[TASK DIRECTIONS]
Locate every line in the records below that contains the word "Cricoarytenoid", and copy each one.

:: DATA PROVIDED ::

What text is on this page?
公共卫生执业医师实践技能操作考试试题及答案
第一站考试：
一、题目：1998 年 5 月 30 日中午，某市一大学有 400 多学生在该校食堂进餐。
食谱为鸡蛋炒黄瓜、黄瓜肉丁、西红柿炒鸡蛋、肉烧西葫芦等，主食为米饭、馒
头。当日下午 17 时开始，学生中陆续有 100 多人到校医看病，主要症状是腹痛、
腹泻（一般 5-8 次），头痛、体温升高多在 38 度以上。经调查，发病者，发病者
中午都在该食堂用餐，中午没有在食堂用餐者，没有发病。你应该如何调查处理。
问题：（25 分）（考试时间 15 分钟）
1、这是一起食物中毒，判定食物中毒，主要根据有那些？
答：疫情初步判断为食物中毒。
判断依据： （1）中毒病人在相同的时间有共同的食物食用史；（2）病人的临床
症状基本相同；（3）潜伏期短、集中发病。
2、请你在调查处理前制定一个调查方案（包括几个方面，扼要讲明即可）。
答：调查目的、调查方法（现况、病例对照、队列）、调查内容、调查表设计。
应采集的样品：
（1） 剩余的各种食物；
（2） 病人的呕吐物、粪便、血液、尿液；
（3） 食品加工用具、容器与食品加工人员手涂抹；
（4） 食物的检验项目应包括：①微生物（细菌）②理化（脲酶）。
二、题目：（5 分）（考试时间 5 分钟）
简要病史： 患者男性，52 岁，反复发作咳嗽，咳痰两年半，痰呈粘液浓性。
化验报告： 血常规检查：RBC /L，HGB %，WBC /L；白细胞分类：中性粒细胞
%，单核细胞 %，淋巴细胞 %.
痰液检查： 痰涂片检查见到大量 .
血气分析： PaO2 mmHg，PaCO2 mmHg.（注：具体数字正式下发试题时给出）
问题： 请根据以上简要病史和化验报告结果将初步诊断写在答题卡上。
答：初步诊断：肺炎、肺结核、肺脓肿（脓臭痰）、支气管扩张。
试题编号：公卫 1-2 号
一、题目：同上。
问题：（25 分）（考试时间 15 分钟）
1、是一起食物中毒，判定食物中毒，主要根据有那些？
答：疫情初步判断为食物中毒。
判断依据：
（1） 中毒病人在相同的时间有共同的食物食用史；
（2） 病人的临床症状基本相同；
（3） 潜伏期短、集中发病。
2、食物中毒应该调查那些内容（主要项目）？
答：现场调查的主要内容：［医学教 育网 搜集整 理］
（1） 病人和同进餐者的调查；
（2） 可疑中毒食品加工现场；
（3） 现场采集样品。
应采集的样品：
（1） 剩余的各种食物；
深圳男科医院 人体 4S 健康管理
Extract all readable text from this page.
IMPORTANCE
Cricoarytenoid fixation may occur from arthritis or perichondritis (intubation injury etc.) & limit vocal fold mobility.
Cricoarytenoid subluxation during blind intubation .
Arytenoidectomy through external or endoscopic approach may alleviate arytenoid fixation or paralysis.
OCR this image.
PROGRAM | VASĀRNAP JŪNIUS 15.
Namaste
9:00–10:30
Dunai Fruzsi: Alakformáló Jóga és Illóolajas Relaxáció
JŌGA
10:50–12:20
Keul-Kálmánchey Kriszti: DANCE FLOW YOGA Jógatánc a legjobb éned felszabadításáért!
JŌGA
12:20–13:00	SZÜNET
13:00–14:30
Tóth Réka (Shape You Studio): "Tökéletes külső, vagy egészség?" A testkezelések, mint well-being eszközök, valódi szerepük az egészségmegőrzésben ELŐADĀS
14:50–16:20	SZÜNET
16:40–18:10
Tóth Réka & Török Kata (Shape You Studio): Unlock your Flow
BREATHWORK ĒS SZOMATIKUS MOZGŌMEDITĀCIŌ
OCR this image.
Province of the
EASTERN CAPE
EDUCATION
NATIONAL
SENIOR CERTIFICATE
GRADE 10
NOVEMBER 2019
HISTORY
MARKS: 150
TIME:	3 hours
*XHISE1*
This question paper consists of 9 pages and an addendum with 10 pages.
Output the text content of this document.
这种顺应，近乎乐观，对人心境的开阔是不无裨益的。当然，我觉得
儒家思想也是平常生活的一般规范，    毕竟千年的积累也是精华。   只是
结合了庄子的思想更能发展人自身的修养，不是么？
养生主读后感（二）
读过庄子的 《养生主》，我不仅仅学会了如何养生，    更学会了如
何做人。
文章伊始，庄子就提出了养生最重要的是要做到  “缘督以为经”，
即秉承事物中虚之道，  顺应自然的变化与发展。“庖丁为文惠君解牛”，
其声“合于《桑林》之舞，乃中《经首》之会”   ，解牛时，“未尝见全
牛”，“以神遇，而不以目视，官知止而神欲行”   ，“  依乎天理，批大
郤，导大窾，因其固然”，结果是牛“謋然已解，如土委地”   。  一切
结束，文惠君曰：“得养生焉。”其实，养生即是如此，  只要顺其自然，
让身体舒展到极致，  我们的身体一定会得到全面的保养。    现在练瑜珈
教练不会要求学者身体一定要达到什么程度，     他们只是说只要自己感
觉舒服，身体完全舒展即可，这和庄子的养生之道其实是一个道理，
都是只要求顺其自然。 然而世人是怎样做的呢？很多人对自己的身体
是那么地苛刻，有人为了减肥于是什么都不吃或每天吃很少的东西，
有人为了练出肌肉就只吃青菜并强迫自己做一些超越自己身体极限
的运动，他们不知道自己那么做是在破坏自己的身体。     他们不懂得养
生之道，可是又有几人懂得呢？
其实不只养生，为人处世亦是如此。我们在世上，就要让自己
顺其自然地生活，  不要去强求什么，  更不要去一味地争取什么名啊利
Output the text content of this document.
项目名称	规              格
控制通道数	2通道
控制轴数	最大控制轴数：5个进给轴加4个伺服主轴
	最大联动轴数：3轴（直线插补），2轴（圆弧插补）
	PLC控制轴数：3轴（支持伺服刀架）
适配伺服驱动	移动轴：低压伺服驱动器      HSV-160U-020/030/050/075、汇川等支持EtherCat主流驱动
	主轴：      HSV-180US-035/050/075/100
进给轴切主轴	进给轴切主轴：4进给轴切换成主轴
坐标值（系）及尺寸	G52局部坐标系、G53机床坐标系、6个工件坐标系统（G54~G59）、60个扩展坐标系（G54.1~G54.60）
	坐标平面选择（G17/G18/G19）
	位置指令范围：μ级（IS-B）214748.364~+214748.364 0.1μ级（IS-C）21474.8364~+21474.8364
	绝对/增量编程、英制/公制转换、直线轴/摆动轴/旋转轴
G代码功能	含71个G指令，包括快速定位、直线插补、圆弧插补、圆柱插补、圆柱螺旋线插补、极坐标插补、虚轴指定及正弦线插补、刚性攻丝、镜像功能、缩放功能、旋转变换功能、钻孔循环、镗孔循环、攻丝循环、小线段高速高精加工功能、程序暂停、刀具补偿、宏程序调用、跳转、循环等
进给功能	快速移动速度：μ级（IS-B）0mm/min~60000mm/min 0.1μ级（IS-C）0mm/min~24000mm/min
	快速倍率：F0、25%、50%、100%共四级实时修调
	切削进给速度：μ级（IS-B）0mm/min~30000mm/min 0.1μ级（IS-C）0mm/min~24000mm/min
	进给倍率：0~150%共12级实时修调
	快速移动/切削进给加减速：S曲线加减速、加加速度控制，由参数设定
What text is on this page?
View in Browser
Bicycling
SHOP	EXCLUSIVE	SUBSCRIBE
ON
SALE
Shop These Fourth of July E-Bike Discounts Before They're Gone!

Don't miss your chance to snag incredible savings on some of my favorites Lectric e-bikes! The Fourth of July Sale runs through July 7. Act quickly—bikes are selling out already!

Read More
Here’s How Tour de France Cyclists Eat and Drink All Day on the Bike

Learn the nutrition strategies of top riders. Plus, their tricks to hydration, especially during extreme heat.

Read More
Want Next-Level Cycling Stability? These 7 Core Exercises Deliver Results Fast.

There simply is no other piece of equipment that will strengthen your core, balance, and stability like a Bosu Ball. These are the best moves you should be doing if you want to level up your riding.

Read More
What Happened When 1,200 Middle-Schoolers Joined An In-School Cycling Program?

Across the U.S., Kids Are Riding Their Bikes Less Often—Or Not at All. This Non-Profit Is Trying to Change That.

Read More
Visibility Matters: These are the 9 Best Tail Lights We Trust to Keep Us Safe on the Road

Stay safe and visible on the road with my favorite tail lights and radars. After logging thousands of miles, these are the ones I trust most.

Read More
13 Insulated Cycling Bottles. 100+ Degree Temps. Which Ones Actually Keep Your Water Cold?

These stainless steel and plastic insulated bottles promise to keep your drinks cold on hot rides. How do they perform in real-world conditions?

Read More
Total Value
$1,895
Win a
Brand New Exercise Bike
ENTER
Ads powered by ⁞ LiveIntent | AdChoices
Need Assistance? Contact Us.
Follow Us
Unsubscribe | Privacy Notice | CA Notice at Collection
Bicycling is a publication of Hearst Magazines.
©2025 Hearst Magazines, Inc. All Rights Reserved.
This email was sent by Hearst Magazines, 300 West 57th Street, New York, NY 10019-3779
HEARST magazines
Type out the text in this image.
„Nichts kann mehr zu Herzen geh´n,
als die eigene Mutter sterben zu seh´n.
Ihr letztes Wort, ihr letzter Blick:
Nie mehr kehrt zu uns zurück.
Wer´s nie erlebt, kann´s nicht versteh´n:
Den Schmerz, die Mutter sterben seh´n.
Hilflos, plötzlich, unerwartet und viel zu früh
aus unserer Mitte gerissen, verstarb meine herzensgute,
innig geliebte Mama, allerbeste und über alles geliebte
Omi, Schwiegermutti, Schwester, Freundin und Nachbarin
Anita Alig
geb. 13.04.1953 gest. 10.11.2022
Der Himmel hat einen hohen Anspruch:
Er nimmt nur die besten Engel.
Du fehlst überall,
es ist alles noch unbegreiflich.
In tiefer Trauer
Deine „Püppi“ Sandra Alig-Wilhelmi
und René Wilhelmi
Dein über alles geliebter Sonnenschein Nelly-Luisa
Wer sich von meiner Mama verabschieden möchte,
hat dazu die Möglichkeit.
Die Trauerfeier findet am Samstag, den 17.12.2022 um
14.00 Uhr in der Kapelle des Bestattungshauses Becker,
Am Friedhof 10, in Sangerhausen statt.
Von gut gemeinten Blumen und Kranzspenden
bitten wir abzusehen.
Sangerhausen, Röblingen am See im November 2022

:::

[SOLUTION TO THE PROBLEM]
Cricoarytenoid fixation may occur from arthritis or perichondritis (intubation injury etc.) & limit vocal fold mobility.
Cricoarytenoid subluxation during blind intubation .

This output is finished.